── PAGE TEXT

Heightened fear of childbirth
The guidance continues “When a woman requests a caesarean section because she has anxiety about childbirth, offer referral to a healthcare professional with expertise in providing perinatal mental health support to help her address her anxiety in a supportive manner”.
Furthermore “if after discussion … a vaginal birth is still not an acceptable option, offer a planned caesarean section.”
The question that this begs is clearly what kind of maternal anxieties about vaginal birth lead a woman to request a caesarean? And what could help them to work through these anxieties and perhaps choose a vaginal birth instead?
The draft guidance cites findings from 19 research studies, showing that six to ten per cent of women experience fear of childbirth. Reasons vary from previous childbirth experience, self doubt about the physical ability to deliver vaginally, fear of damage to the baby during vaginal delivery, fear of damage to the pelvic floor and unresolved issues relating to the genital area. The fear manifests itself as stress symptoms in everyday life, including nightmares and a wish to avoid the current pregnancy.

────

:: BRIEF ::
Copy the passage on fear of childbirth word for word, beginning at "The draft guidance" and ending after "the current pregnancy.". Rely on nothing but the passage on fear of childbirth.

── RECORD SET

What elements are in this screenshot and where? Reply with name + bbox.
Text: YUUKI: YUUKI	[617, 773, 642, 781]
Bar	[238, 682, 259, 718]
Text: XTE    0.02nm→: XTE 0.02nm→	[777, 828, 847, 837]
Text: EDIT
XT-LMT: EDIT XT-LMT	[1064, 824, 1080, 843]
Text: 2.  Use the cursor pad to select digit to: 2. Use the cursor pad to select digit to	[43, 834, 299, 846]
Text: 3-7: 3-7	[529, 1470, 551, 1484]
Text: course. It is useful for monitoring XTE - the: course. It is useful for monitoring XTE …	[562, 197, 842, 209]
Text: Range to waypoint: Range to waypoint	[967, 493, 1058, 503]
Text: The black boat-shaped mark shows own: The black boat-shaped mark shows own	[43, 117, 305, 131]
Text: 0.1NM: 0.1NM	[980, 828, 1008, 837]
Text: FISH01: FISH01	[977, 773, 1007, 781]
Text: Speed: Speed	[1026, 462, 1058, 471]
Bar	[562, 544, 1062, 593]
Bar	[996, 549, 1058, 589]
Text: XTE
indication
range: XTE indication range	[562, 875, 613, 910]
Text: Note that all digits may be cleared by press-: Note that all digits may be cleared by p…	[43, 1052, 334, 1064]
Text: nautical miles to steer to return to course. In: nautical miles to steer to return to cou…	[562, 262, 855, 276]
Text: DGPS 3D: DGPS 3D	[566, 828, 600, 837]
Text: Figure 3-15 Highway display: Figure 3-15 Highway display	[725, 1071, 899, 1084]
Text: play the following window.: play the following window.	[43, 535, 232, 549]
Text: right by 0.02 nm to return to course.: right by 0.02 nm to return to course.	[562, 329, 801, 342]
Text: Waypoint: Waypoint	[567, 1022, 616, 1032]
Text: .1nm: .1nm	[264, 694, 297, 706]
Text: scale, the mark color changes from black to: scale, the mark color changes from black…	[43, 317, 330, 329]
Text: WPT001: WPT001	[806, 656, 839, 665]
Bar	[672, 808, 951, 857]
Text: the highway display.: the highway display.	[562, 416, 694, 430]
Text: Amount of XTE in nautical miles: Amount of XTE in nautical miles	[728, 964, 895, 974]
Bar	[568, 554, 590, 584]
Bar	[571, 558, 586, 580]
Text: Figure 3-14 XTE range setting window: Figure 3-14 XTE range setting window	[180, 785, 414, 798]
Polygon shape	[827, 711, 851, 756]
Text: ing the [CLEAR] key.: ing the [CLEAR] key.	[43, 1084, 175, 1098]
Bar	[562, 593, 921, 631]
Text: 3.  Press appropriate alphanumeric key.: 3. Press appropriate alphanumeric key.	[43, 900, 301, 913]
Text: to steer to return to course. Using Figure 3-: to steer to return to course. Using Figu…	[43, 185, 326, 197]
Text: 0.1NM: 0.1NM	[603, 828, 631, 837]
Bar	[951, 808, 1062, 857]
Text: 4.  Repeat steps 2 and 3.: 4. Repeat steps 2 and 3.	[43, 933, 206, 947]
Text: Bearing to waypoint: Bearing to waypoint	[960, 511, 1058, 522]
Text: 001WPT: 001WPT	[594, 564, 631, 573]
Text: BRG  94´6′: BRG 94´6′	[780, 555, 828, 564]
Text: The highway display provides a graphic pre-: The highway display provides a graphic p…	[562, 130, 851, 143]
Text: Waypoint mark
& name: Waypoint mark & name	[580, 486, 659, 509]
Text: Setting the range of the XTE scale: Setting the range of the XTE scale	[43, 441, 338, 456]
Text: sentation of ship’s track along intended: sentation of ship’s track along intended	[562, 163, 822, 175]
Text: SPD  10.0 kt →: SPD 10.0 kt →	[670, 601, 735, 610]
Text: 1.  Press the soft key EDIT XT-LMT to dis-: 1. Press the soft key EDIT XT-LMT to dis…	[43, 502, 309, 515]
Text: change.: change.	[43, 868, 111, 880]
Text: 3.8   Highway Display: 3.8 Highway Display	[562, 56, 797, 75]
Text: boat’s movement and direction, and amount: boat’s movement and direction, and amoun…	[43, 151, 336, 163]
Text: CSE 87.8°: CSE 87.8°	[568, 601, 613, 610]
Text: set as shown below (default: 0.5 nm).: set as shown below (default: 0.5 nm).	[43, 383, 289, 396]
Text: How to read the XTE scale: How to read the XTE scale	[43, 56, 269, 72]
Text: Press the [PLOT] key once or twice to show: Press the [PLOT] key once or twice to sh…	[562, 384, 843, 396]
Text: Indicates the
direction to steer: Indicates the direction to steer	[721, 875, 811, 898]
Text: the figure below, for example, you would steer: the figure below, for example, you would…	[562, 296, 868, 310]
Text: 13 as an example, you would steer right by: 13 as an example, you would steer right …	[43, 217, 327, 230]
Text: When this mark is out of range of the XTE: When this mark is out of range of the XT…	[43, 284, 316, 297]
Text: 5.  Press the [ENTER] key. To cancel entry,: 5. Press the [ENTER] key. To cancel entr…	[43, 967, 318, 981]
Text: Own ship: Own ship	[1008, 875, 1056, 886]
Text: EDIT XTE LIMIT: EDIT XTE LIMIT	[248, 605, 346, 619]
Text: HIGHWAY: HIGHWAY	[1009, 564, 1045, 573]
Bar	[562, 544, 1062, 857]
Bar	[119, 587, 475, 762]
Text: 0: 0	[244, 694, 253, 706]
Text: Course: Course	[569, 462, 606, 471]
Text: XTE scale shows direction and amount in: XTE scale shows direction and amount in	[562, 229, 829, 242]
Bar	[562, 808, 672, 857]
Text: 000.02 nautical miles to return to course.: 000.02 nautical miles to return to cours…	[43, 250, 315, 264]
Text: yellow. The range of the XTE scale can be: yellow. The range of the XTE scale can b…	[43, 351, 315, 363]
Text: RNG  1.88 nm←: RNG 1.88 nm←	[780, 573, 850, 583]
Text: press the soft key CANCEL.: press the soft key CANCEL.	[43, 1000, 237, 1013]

────

:: PROBLEM SOLUTION ::
The draft guidance cites findings from 19 research studies, showing that six to ten per cent of women experience fear of childbirth. Reasons vary from previous childbirth experience, self doubt about the physical ability to deliver vaginally, fear of damage to the baby during vaginal delivery, fear of damage to the pelvic floor and unresolved issues relating to the genital area. The fear manifests itself as stress symptoms in everyday life, including nightmares and a wish to avoid the current pregnancy.